> [TASK PROMPT]: Every entry below must be repeated exactly; skip the pictures.

[Start PROVIDED ENTRIES]

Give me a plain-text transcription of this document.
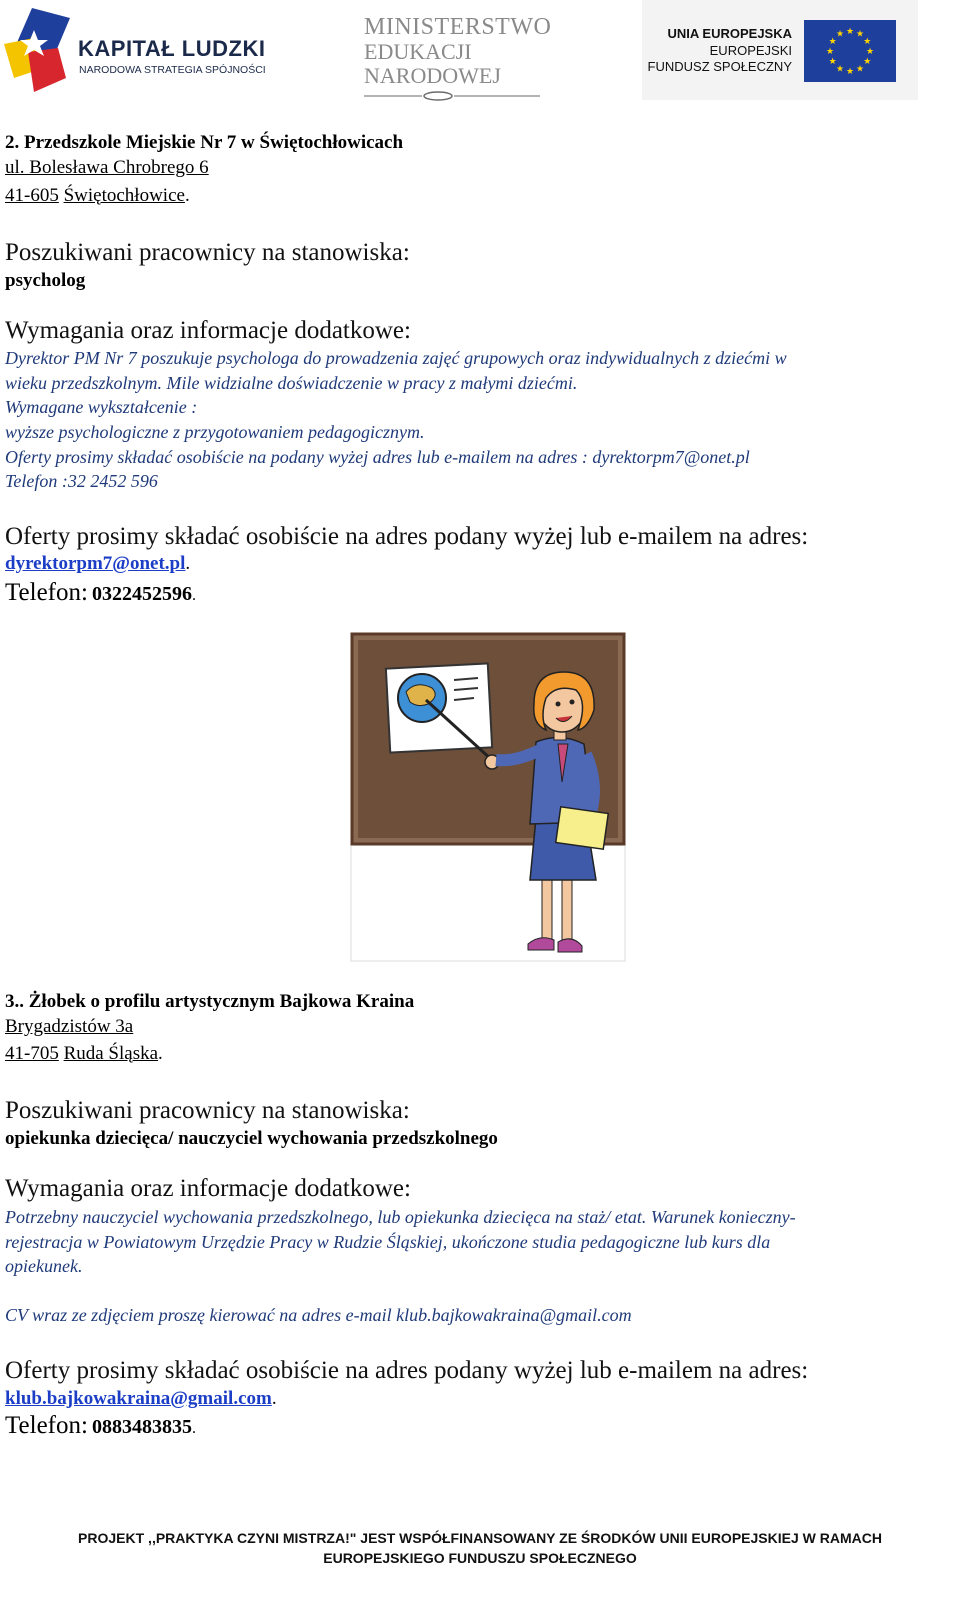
KAPITAŁ LUDZKI
NARODOWA STRATEGIA SPÓJNOŚCI
MINISTERSTWO
EDUKACJI
NARODOWEJ
UNIA EUROPEJSKA
EUROPEJSKI
FUNDUSZ SPOŁECZNY
★
★
★
★
★
★
★
★
★ ★ ★
★
2. Przedszkole Miejskie Nr 7 w Świętochłowicach
ul. Bolesława Chrobrego 6
41-605 Świętochłowice.
Poszukiwani pracownicy na stanowiska:
psycholog
Wymagania oraz informacje dodatkowe:
Dyrektor PM Nr 7 poszukuje psychologa do prowadzenia zajęć grupowych oraz indywidualnych z dziećmi w
wieku przedszkolnym. Mile widzialne doświadczenie w pracy z małymi dziećmi.
Wymagane wykształcenie :
wyższe psychologiczne z przygotowaniem pedagogicznym.
Oferty prosimy składać osobiście na podany wyżej adres lub e-mailem na adres : dyrektorpm7@onet.pl
Telefon :32 2452 596
Oferty prosimy składać osobiście na adres podany wyżej lub e-mailem na adres:
dyrektorpm7@onet.pl.
Telefon: 0322452596.
3.. Żłobek o profilu artystycznym Bajkowa Kraina
Brygadzistów 3a
41-705 Ruda Śląska.
Poszukiwani pracownicy na stanowiska:
opiekunka dziecięca/ nauczyciel wychowania przedszkolnego
Wymagania oraz informacje dodatkowe:
Potrzebny nauczyciel wychowania przedszkolnego, lub opiekunka dziecięca na staż/ etat. Warunek konieczny-
rejestracja w Powiatowym Urzędzie Pracy w Rudzie Śląskiej, ukończone studia pedagogiczne lub kurs dla
opiekunek.
CV wraz ze zdjęciem proszę kierować na adres e-mail klub.bajkowakraina@gmail.com
Oferty prosimy składać osobiście na adres podany wyżej lub e-mailem na adres:
klub.bajkowakraina@gmail.com.
Telefon: 0883483835.
PROJEKT ,,PRAKTYKA CZYNI MISTRZA!" JEST WSPÓŁFINANSOWANY ZE ŚRODKÓW UNII EUROPEJSKIEJ W RAMACH
EUROPEJSKIEGO FUNDUSZU SPOŁECZNEGO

[End PROVIDED ENTRIES]

> [TASK ANSWER]:
Give me a plain-text transcription of this document.
KAPITAŁ LUDZKI
NARODOWA STRATEGIA SPÓJNOŚCI
MINISTERSTWO
EDUKACJI
NARODOWEJ
UNIA EUROPEJSKA
EUROPEJSKI
FUNDUSZ SPOŁECZNY
★
★
★
★
★
★
★
★
★ ★ ★
★
2. Przedszkole Miejskie Nr 7 w Świętochłowicach
ul. Bolesława Chrobrego 6
41-605 Świętochłowice.
Poszukiwani pracownicy na stanowiska:
psycholog
Wymagania oraz informacje dodatkowe:
Dyrektor PM Nr 7 poszukuje psychologa do prowadzenia zajęć grupowych oraz indywidualnych z dziećmi w
wieku przedszkolnym. Mile widzialne doświadczenie w pracy z małymi dziećmi.
Wymagane wykształcenie :
wyższe psychologiczne z przygotowaniem pedagogicznym.
Oferty prosimy składać osobiście na podany wyżej adres lub e-mailem na adres : dyrektorpm7@onet.pl
Telefon :32 2452 596
Oferty prosimy składać osobiście na adres podany wyżej lub e-mailem na adres:
dyrektorpm7@onet.pl.
Telefon: 0322452596.
3.. Żłobek o profilu artystycznym Bajkowa Kraina
Brygadzistów 3a
41-705 Ruda Śląska.
Poszukiwani pracownicy na stanowiska:
opiekunka dziecięca/ nauczyciel wychowania przedszkolnego
Wymagania oraz informacje dodatkowe:
Potrzebny nauczyciel wychowania przedszkolnego, lub opiekunka dziecięca na staż/ etat. Warunek konieczny-
rejestracja w Powiatowym Urzędzie Pracy w Rudzie Śląskiej, ukończone studia pedagogiczne lub kurs dla
opiekunek.
CV wraz ze zdjęciem proszę kierować na adres e-mail klub.bajkowakraina@gmail.com
Oferty prosimy składać osobiście na adres podany wyżej lub e-mailem na adres:
klub.bajkowakraina@gmail.com.
Telefon: 0883483835.
PROJEKT ,,PRAKTYKA CZYNI MISTRZA!" JEST WSPÓŁFINANSOWANY ZE ŚRODKÓW UNII EUROPEJSKIEJ W RAMACH
EUROPEJSKIEGO FUNDUSZU SPOŁECZNEGO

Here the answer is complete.